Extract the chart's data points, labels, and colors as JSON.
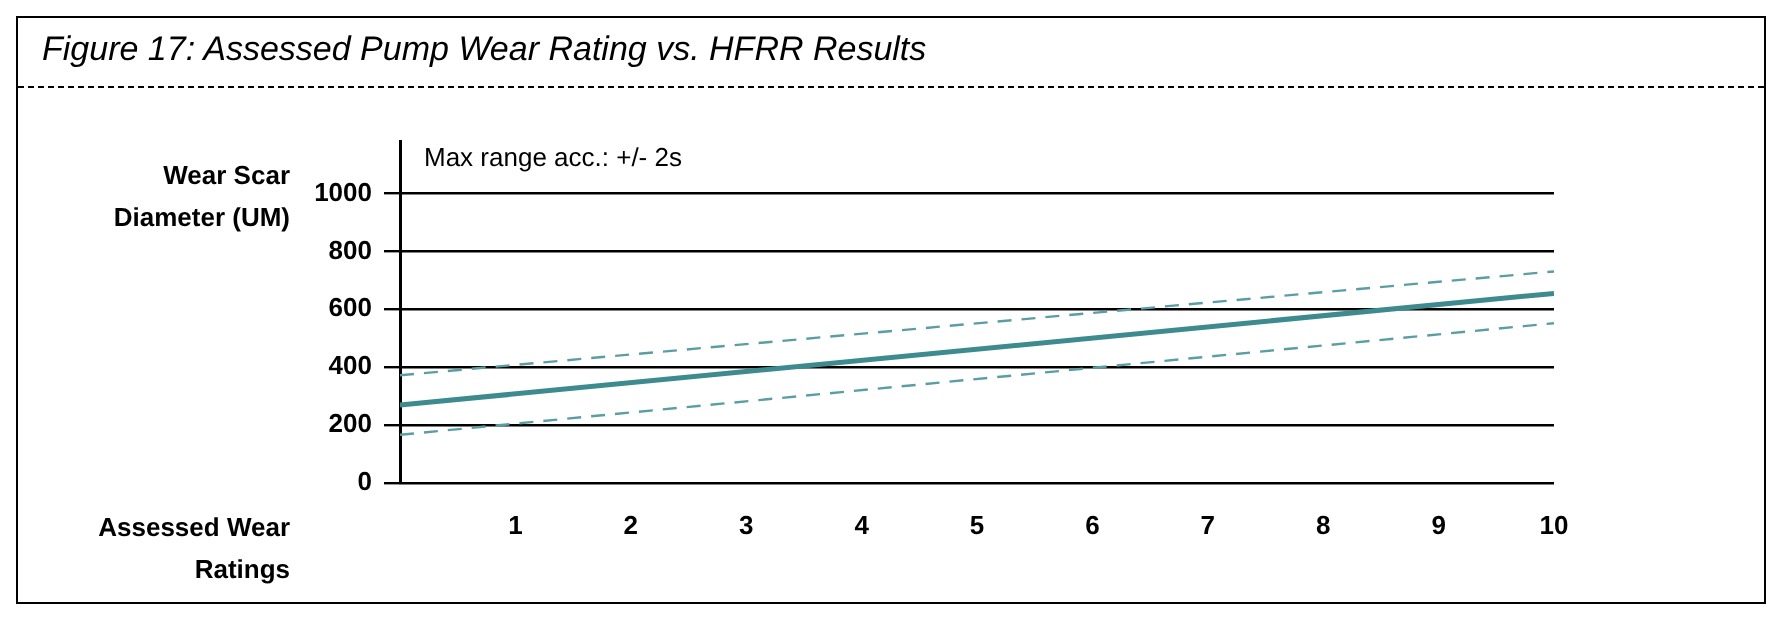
{
  "chart_data": {
    "type": "line",
    "title": "Figure 17: Assessed Pump Wear Rating vs. HFRR Results",
    "ylabel": "Wear Scar Diameter (UM)",
    "xlabel": "Assessed Wear Ratings",
    "annotations": [
      "Max range acc.: +/- 2s"
    ],
    "series": [
      {
        "values": [
          372,
          731
        ],
        "color": "#5a9ea3",
        "line_style": "dashed"
      },
      {
        "values": [
          269,
          655
        ],
        "color": "#3d8a8f",
        "line_style": "solid"
      },
      {
        "values": [
          166,
          552
        ],
        "color": "#5a9ea3",
        "line_style": "dashed"
      }
    ],
    "x": [
      0,
      10
    ],
    "xlim": [
      0,
      10
    ],
    "xticks": [
      1,
      2,
      3,
      4,
      5,
      6,
      7,
      8,
      9,
      10
    ],
    "ylim": [
      0,
      1180
    ],
    "yticks": [
      0,
      200,
      400,
      600,
      800,
      1000
    ],
    "grid": "y",
    "marker": "none"
  }
}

#####

Task statement. Transcribe all the records above word for word, without their images.

Written solution.
Extract the chart's data points, labels, and colors as JSON.
{
  "chart_data": {
    "type": "line",
    "title": "Figure 17: Assessed Pump Wear Rating vs. HFRR Results",
    "ylabel": "Wear Scar Diameter (UM)",
    "xlabel": "Assessed Wear Ratings",
    "annotations": [
      "Max range acc.: +/- 2s"
    ],
    "series": [
      {
        "values": [
          372,
          731
        ],
        "color": "#5a9ea3",
        "line_style": "dashed"
      },
      {
        "values": [
          269,
          655
        ],
        "color": "#3d8a8f",
        "line_style": "solid"
      },
      {
        "values": [
          166,
          552
        ],
        "color": "#5a9ea3",
        "line_style": "dashed"
      }
    ],
    "x": [
      0,
      10
    ],
    "xlim": [
      0,
      10
    ],
    "xticks": [
      1,
      2,
      3,
      4,
      5,
      6,
      7,
      8,
      9,
      10
    ],
    "ylim": [
      0,
      1180
    ],
    "yticks": [
      0,
      200,
      400,
      600,
      800,
      1000
    ],
    "grid": "y",
    "marker": "none"
  }
}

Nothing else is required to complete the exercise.